## Task statement
Find the lines containing the word "this" and copy every one of them.

━━ Dataset excerpts ━━

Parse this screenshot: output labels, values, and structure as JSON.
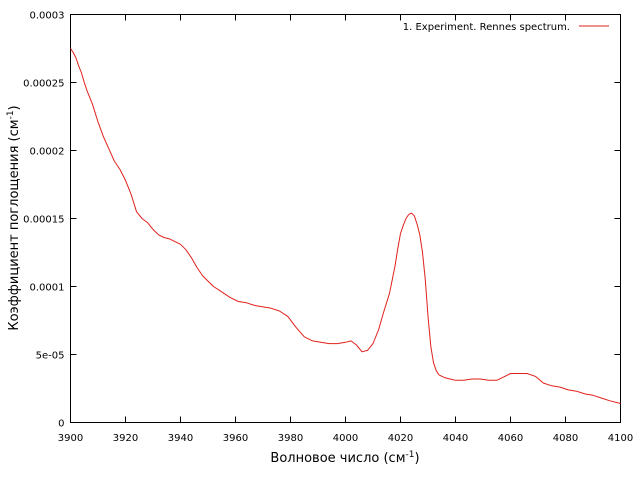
{
  "chart_data": {
    "type": "line",
    "xlabel_main": "Волновое число (см",
    "xlabel_sup": "-1",
    "xlabel_close": ")",
    "ylabel_main": "Коэффициент поглощения (см",
    "ylabel_sup": "-1",
    "ylabel_close": ")",
    "xlim": [
      3900,
      4100
    ],
    "ylim": [
      0,
      0.0003
    ],
    "x_ticks": [
      3900,
      3920,
      3940,
      3960,
      3980,
      4000,
      4020,
      4040,
      4060,
      4080,
      4100
    ],
    "x_tick_labels": [
      "3900",
      "3920",
      "3940",
      "3960",
      "3980",
      "4000",
      "4020",
      "4040",
      "4060",
      "4080",
      "4100"
    ],
    "y_ticks": [
      0,
      5e-05,
      0.0001,
      0.00015,
      0.0002,
      0.00025,
      0.0003
    ],
    "y_tick_labels": [
      "0",
      "5e-05",
      "0.0001",
      "0.00015",
      "0.0002",
      "0.00025",
      "0.0003"
    ],
    "grid": false,
    "legend_position": "top-right",
    "series": [
      {
        "name": "1. Experiment. Rennes spectrum.",
        "color": "#e0201b",
        "x": [
          3900,
          3901,
          3902,
          3903,
          3904,
          3905,
          3906,
          3908,
          3910,
          3912,
          3914,
          3916,
          3918,
          3920,
          3922,
          3924,
          3926,
          3928,
          3930,
          3932,
          3934,
          3936,
          3938,
          3940,
          3942,
          3944,
          3946,
          3948,
          3950,
          3952,
          3955,
          3958,
          3961,
          3964,
          3967,
          3970,
          3973,
          3976,
          3979,
          3982,
          3985,
          3988,
          3991,
          3994,
          3997,
          4000,
          4002,
          4004,
          4006,
          4008,
          4010,
          4012,
          4014,
          4016,
          4018,
          4019,
          4020,
          4021,
          4022,
          4023,
          4024,
          4025,
          4026,
          4027,
          4028,
          4029,
          4030,
          4031,
          4032,
          4033,
          4034,
          4036,
          4038,
          4040,
          4043,
          4046,
          4049,
          4052,
          4055,
          4058,
          4060,
          4063,
          4066,
          4069,
          4072,
          4075,
          4078,
          4081,
          4084,
          4087,
          4090,
          4093,
          4096,
          4100
        ],
        "y": [
          0.000275,
          0.000272,
          0.000268,
          0.000262,
          0.000257,
          0.00025,
          0.000244,
          0.000234,
          0.000221,
          0.00021,
          0.000201,
          0.000192,
          0.000186,
          0.000178,
          0.000168,
          0.000155,
          0.00015,
          0.000147,
          0.000142,
          0.000138,
          0.000136,
          0.000135,
          0.000133,
          0.000131,
          0.000127,
          0.000121,
          0.000114,
          0.000108,
          0.000104,
          0.0001,
          9.6e-05,
          9.2e-05,
          8.9e-05,
          8.8e-05,
          8.6e-05,
          8.5e-05,
          8.4e-05,
          8.2e-05,
          7.8e-05,
          7e-05,
          6.3e-05,
          6e-05,
          5.9e-05,
          5.8e-05,
          5.8e-05,
          5.9e-05,
          6e-05,
          5.7e-05,
          5.2e-05,
          5.3e-05,
          5.8e-05,
          6.8e-05,
          8.2e-05,
          9.5e-05,
          0.000115,
          0.000128,
          0.000139,
          0.000145,
          0.00015,
          0.000153,
          0.000154,
          0.000152,
          0.000146,
          0.000138,
          0.000125,
          0.000105,
          7.8e-05,
          5.6e-05,
          4.4e-05,
          3.8e-05,
          3.5e-05,
          3.3e-05,
          3.2e-05,
          3.1e-05,
          3.1e-05,
          3.2e-05,
          3.2e-05,
          3.1e-05,
          3.1e-05,
          3.4e-05,
          3.6e-05,
          3.6e-05,
          3.6e-05,
          3.4e-05,
          2.9e-05,
          2.7e-05,
          2.6e-05,
          2.4e-05,
          2.3e-05,
          2.1e-05,
          2e-05,
          1.8e-05,
          1.6e-05,
          1.4e-05
        ]
      }
    ]
  }
}
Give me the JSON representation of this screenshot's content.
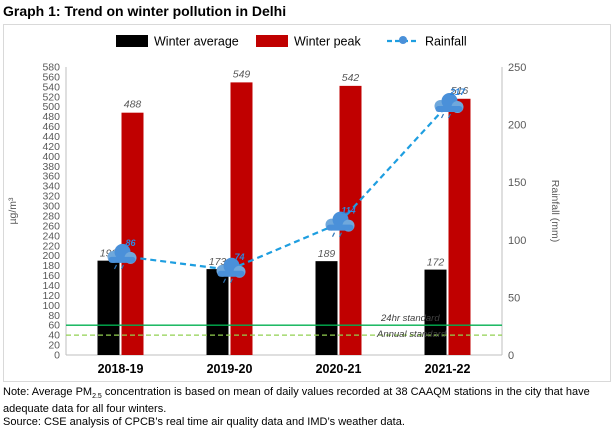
{
  "title": "Graph 1: Trend on winter pollution in Delhi",
  "chart_data": {
    "type": "bar",
    "categories": [
      "2018-19",
      "2019-20",
      "2020-21",
      "2021-22"
    ],
    "series": [
      {
        "name": "Winter average",
        "type": "bar",
        "axis": "left",
        "color": "#000000",
        "values": [
          190,
          173,
          189,
          172
        ]
      },
      {
        "name": "Winter peak",
        "type": "bar",
        "axis": "left",
        "color": "#c00000",
        "values": [
          488,
          549,
          542,
          516
        ]
      },
      {
        "name": "Rainfall",
        "type": "line",
        "axis": "right",
        "color": "#1e9ee0",
        "values": [
          86,
          74,
          114,
          217
        ]
      }
    ],
    "bar_labels": {
      "Winter average": [
        "190",
        "173",
        "189",
        "172"
      ],
      "Winter peak": [
        "488",
        "549",
        "542",
        "516"
      ],
      "Rainfall": [
        "86",
        "74",
        "114",
        "217"
      ]
    },
    "ylabel": "µg/m³",
    "ylabel_right": "Rainfall (mm)",
    "ylim": [
      0,
      580
    ],
    "ylim_right": [
      0,
      250
    ],
    "yticks": [
      0,
      20,
      40,
      60,
      80,
      100,
      120,
      140,
      160,
      180,
      200,
      220,
      240,
      260,
      280,
      300,
      320,
      340,
      360,
      380,
      400,
      420,
      440,
      460,
      480,
      500,
      520,
      540,
      560,
      580
    ],
    "yticks_right": [
      0,
      50,
      100,
      150,
      200,
      250
    ],
    "reference_lines": [
      {
        "label": "24hr standard",
        "value": 60,
        "color": "#00b050",
        "style": "solid"
      },
      {
        "label": "Annual standard",
        "value": 40,
        "color": "#92d050",
        "style": "dashed"
      }
    ],
    "legend": [
      "Winter average",
      "Winter peak",
      "Rainfall"
    ],
    "legend_position": "top"
  },
  "notes": {
    "line1_a": "Note: Average PM",
    "line1_sub": "2.5",
    "line1_b": " concentration is based on mean of daily values recorded at 38 CAAQM stations in the city that have adequate data for all four winters.",
    "line2": "Source: CSE analysis of CPCB’s real time air quality data and IMD’s weather data."
  }
}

━━━

## Completed exercise
Parse this screenshot: output labels, values, and structure as JSON.
Give me the JSON representation of this screenshot's content.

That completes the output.